*Excerpted passage:*
We hear continually of the thousand millions of heathen and Mohammedans living in midnight darkness, perishing for lack of the bread of life. We hear of five hundred millions of nominal Christians, the great majority of them almost as ignorant and indifferent as the heathen. We see millions in the Christian Church, not ignorant or indifferent, and yet knowing little of a walk in the light of God or in the power of a life fed by bread from heaven. We have each of us our own circles--congregations, schools, friends, missions--in which the great complaint is that the light and life of God are too little known. Surely, if we believe what we profess, that God alone is able to help, that God certainly will help in answer to prayer,--all this need ought to make intercessors of us, people who give their lives to prayer for those around them.

Let us take time to consider and realise the need. Each Christless soul going down into outer darkness, perishing of hunger, with bread enough and to spare! Thirty millions a year dying without the knowledge of Christ! Our own neighbours and friends, souls intrusted to us, dying without hope! Christians around us living a sickly, feeble, fruitless life! Surely there is need for prayer. Nothing, nothing but prayer to God for help, will avail.

It is the love of a mother to her prodigal son that makes her pray for him. True love to souls will become in us the spirit of intercession. It is possible to do a great deal of faithful, earnest work for our fellowmen without true love to them. Just as a lawyer or a physician, from a love of his profession and a high sense of faithfulness to duty, may interest himself most thoroughly in clients or patients without any special love to each, so servants of Christ may give themselves to their work with devotion and even self-sacrificing enthusiasm without the Christlike love to souls being strong. It is this lack of love that causes so much shortcoming in prayer. It is as love of our profession and work, delight in thoroughness and diligence, sink away in the tender compassion of Christ, that love will compel us to prayer, because we cannot rest in our work if souls are not saved. True love must pray.

Let us take the lesson to heart, for a warning to all who are strong and wise to work, for the encouragement of all who are feeble. The sense of our impotence is the soul of intercession. The simplest, feeblest Christian can pray down blessing from an Almighty God.

*Dataset excerpts:*
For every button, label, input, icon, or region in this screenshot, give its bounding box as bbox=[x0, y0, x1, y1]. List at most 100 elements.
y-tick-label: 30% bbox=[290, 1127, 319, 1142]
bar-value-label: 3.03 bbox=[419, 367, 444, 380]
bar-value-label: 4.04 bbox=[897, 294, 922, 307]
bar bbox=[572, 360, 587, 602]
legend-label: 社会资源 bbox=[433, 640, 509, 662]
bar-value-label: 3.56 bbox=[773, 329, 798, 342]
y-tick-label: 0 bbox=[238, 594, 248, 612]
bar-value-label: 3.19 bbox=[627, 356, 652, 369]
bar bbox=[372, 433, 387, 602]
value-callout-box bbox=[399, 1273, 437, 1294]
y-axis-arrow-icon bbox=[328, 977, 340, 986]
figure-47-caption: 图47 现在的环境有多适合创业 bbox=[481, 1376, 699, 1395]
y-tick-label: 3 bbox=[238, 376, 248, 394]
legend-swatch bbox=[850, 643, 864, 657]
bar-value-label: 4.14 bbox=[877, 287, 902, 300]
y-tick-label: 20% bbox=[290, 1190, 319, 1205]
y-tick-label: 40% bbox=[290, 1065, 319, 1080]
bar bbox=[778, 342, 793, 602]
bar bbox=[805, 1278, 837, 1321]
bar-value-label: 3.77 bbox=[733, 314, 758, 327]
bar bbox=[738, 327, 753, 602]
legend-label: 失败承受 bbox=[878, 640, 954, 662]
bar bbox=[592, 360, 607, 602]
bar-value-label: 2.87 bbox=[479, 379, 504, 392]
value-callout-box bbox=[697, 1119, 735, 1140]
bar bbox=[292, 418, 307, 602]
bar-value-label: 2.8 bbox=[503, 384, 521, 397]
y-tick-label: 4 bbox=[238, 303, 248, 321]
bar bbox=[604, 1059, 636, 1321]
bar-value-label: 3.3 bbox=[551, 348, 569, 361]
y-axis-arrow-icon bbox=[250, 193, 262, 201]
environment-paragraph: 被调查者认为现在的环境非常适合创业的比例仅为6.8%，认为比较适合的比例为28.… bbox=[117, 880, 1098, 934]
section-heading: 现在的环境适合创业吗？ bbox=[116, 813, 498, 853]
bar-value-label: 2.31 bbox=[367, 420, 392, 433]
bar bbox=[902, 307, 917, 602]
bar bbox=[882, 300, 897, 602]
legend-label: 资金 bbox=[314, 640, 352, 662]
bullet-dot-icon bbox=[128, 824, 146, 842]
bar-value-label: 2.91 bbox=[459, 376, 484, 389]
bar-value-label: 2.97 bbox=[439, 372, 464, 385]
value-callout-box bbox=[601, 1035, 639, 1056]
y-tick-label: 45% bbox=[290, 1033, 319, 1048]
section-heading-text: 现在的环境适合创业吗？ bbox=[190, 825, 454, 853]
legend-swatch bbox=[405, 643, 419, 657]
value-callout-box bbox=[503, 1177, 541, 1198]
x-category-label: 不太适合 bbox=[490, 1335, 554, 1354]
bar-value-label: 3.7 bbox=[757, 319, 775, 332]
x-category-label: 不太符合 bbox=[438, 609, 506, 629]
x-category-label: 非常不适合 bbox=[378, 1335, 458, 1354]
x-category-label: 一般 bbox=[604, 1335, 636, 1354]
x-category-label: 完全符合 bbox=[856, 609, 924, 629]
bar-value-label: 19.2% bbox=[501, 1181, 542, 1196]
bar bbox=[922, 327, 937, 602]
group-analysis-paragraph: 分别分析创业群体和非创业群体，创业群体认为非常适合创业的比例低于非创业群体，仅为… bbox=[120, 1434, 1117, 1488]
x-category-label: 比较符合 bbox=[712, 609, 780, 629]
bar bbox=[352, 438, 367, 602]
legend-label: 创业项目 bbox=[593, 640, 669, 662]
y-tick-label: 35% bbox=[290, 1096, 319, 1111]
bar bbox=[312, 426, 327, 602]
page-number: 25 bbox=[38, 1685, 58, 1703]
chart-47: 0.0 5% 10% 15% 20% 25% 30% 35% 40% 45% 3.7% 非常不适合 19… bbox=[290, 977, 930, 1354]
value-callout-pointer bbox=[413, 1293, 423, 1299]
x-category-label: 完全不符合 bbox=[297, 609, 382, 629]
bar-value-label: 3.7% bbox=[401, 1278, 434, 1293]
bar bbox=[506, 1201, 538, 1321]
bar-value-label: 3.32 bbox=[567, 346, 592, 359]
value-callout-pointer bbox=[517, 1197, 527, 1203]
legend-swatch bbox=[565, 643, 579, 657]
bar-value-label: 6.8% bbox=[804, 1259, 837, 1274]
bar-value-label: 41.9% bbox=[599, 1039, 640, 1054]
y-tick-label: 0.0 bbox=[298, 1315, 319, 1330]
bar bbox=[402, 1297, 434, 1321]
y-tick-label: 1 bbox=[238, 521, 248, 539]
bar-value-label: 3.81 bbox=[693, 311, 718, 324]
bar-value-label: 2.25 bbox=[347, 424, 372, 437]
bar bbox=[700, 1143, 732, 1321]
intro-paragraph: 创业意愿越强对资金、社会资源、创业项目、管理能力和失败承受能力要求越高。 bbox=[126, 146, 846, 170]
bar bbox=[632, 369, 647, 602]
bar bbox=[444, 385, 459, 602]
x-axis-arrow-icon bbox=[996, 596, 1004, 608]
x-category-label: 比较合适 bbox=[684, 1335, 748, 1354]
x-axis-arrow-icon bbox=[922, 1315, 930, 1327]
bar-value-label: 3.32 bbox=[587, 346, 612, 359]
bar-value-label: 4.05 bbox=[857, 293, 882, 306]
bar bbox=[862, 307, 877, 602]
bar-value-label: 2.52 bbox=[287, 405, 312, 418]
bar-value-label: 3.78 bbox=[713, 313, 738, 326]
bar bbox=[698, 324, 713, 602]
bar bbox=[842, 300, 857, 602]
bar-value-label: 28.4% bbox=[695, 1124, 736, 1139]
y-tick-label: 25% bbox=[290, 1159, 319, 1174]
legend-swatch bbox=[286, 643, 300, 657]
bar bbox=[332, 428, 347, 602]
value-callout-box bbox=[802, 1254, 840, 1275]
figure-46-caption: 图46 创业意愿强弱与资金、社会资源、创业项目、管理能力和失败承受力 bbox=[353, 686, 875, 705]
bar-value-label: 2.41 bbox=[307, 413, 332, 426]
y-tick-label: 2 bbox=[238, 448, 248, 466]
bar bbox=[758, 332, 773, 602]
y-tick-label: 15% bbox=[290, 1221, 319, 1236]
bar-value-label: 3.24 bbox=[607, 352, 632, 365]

*Task statement:*
Do these statements agree with the passage on intercession? For each, answer yes or no and quote the words of the passage that decide it.
1. Thirty millions a year die without knowing Christ.
2. Faithful, earnest work for others is impossible without true love for them.
3. Only the strongest Christians can pray down blessing from God.
The material is separate from the passage on intercession.

*Exercise solution:*
1. Yes: "Thirty millions a year dying without the knowledge of Christ!"
2. No: "It is possible to do a great deal of faithful, earnest work for our fellowmen without true love to them."
3. No: "The simplest, feeblest Christian can pray down blessing from an Almighty God."